● **Written instruction**
How many lines in this material include the string "right"? Answer with the number and nothing further.
__________
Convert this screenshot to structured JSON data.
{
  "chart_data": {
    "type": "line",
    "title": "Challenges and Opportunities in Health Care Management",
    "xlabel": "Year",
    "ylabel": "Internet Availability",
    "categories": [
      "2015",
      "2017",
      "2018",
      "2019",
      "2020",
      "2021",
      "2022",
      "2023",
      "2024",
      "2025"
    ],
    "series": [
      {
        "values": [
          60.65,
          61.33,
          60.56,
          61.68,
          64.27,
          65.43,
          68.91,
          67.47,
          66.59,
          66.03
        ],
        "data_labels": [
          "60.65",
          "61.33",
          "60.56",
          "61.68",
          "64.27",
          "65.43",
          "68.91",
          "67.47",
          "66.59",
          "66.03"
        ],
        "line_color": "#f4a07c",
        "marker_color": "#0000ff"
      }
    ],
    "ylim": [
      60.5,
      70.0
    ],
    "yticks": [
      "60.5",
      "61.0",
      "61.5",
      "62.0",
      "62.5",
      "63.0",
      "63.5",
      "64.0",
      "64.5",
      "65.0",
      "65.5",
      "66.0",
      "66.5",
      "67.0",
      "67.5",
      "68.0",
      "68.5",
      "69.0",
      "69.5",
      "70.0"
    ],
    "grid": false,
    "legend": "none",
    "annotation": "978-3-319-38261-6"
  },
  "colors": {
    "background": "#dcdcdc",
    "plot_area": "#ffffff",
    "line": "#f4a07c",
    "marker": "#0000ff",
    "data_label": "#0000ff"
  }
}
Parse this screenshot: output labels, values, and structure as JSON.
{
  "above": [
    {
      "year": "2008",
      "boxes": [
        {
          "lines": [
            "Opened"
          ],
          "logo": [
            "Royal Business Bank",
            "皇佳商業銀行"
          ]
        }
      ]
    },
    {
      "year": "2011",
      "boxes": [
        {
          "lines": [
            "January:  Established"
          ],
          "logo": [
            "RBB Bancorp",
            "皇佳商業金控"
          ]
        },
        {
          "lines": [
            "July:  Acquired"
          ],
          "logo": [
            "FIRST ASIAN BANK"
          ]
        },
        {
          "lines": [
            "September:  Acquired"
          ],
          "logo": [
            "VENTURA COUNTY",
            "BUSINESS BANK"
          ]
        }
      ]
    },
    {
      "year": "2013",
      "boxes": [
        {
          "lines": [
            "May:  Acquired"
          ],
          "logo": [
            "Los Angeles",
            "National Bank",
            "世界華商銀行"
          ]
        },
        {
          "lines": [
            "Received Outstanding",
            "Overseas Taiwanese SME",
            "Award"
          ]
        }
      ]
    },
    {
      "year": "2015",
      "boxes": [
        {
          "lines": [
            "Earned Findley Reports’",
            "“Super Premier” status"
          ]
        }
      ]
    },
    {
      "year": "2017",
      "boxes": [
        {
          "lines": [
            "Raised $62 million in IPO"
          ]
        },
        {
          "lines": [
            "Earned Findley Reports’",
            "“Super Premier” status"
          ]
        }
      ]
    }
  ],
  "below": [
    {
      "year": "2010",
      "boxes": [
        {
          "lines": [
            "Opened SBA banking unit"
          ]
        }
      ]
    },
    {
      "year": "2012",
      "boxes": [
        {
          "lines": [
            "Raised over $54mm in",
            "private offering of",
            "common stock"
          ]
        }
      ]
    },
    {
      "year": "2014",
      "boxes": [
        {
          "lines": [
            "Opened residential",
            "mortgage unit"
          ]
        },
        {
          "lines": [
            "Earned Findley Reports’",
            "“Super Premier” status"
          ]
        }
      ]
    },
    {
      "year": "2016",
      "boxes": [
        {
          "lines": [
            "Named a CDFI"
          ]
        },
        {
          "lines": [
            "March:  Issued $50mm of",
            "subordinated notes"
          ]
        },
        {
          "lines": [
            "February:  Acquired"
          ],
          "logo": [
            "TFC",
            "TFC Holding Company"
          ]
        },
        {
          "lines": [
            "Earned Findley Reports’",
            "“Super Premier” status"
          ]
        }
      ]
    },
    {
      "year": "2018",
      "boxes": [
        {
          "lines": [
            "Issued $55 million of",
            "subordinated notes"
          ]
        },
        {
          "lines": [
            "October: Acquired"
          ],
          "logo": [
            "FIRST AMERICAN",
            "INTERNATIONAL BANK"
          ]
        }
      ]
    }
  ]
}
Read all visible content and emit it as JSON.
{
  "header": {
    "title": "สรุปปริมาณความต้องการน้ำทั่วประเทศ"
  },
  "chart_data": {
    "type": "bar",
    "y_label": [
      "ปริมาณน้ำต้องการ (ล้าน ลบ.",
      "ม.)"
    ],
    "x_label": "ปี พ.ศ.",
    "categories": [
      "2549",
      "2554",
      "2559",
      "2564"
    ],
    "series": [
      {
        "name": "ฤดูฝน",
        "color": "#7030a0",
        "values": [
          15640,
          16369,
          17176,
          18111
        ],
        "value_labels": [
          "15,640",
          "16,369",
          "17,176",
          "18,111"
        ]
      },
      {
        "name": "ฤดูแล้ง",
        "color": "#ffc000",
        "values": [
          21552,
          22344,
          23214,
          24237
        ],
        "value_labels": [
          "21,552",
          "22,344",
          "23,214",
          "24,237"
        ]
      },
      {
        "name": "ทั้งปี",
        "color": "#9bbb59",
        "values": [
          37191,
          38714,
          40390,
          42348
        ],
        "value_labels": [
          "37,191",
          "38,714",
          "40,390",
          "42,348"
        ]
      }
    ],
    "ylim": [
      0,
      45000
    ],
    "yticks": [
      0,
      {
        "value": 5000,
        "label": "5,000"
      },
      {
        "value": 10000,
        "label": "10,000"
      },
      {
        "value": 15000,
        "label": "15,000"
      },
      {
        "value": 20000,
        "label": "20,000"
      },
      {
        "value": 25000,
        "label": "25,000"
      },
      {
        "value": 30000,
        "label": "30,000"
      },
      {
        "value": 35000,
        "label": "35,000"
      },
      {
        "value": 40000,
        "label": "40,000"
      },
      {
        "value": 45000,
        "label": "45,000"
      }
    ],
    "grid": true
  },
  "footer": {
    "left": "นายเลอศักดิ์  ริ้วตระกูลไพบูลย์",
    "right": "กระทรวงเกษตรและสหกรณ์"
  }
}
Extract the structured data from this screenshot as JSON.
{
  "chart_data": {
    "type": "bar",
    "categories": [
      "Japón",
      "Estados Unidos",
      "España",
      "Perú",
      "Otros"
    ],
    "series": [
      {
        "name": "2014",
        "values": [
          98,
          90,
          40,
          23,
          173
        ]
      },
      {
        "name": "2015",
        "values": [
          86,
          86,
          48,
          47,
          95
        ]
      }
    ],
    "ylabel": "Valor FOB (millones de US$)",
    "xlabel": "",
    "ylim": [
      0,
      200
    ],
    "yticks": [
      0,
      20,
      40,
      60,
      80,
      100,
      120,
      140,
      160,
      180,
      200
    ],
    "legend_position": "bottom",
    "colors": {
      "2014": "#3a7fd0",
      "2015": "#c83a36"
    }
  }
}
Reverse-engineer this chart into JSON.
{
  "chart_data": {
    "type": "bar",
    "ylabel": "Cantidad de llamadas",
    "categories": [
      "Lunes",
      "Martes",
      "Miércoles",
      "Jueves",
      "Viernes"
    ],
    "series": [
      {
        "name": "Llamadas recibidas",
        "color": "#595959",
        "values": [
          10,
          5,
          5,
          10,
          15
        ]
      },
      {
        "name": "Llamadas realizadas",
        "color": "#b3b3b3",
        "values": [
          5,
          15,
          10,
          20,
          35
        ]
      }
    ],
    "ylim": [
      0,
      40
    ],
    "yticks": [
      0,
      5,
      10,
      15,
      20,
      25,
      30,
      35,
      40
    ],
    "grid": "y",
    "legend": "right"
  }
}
__________
● **Full output**
2